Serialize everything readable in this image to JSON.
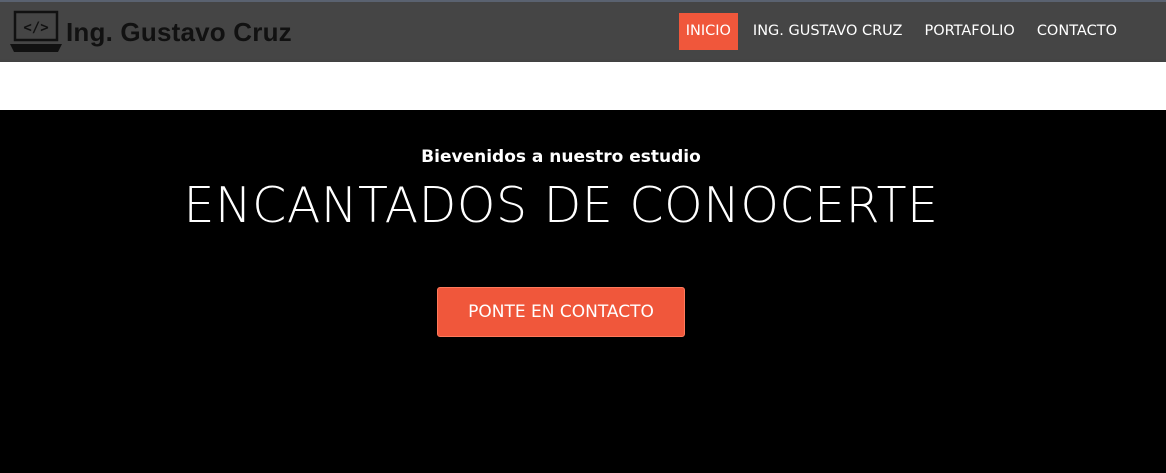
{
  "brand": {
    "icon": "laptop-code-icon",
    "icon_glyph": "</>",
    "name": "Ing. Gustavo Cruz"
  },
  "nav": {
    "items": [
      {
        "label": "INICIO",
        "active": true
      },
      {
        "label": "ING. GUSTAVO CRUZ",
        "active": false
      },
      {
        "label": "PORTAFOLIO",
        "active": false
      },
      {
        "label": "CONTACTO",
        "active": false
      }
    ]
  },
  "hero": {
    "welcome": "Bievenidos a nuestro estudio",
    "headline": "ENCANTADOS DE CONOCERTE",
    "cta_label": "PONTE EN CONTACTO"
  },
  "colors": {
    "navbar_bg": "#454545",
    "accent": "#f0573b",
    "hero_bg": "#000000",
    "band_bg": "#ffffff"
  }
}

- - - - -

# Given request:
Keep the pictures out and write out the records exactly.

# Solution:
Serialize everything readable in this image to JSON.
{
  "brand": {
    "icon": "laptop-code-icon",
    "icon_glyph": "</>",
    "name": "Ing. Gustavo Cruz"
  },
  "nav": {
    "items": [
      {
        "label": "INICIO",
        "active": true
      },
      {
        "label": "ING. GUSTAVO CRUZ",
        "active": false
      },
      {
        "label": "PORTAFOLIO",
        "active": false
      },
      {
        "label": "CONTACTO",
        "active": false
      }
    ]
  },
  "hero": {
    "welcome": "Bievenidos a nuestro estudio",
    "headline": "ENCANTADOS DE CONOCERTE",
    "cta_label": "PONTE EN CONTACTO"
  },
  "colors": {
    "navbar_bg": "#454545",
    "accent": "#f0573b",
    "hero_bg": "#000000",
    "band_bg": "#ffffff"
  }
}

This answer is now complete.